To do: Pick out the lines below that contain the string "Labor" and copy them all.

(Records from a collection)
-*-*-
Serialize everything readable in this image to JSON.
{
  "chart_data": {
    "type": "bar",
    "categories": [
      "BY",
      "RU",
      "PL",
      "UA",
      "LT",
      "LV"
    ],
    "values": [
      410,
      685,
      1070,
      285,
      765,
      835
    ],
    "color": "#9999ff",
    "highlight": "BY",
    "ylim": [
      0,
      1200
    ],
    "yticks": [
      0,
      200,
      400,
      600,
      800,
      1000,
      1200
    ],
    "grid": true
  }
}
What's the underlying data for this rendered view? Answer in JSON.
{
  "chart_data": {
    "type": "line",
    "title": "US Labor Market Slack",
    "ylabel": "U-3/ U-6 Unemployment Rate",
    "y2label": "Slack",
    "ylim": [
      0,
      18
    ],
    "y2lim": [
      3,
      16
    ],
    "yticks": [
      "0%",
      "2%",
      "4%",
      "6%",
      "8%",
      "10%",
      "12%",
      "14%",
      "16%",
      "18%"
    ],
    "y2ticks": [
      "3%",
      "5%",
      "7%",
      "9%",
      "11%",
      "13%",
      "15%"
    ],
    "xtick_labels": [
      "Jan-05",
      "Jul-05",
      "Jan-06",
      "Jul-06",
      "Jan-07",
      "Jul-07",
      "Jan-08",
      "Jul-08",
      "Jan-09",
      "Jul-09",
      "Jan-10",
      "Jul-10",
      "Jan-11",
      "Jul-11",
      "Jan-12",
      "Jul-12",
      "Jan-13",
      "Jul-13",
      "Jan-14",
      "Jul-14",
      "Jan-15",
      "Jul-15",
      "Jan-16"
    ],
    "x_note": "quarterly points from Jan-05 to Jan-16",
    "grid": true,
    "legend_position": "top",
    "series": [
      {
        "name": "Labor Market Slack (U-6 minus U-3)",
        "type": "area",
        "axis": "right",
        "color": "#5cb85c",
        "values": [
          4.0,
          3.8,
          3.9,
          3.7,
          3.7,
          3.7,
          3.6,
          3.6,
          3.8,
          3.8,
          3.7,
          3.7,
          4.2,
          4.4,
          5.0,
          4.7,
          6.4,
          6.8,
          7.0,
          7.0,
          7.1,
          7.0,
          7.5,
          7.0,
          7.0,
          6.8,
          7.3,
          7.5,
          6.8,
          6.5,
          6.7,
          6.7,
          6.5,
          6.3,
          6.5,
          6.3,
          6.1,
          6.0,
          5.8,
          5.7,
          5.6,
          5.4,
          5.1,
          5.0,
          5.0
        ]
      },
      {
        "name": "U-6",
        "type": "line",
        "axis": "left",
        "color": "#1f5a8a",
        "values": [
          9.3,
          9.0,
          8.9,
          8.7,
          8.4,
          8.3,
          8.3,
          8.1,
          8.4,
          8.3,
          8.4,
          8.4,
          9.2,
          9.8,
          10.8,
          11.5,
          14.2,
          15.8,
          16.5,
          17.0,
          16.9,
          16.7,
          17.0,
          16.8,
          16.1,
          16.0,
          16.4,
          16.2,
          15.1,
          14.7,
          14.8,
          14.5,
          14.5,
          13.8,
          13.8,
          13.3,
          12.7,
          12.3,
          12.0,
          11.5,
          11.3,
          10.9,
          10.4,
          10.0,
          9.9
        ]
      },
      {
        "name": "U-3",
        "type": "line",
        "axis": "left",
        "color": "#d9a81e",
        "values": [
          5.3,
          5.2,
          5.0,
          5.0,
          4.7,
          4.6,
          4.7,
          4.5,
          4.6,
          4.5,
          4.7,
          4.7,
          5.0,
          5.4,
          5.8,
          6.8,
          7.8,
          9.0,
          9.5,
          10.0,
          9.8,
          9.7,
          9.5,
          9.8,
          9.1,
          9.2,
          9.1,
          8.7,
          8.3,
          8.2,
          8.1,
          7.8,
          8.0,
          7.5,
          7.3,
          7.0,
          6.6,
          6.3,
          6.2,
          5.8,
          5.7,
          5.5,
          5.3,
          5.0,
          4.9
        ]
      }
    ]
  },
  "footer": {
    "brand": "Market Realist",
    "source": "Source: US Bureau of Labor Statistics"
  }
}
-*-*-
Result of the task:
    "title": "US Labor Market Slack",
        "name": "Labor Market Slack (U-6 minus U-3)",
    "source": "Source: US Bureau of Labor Statistics"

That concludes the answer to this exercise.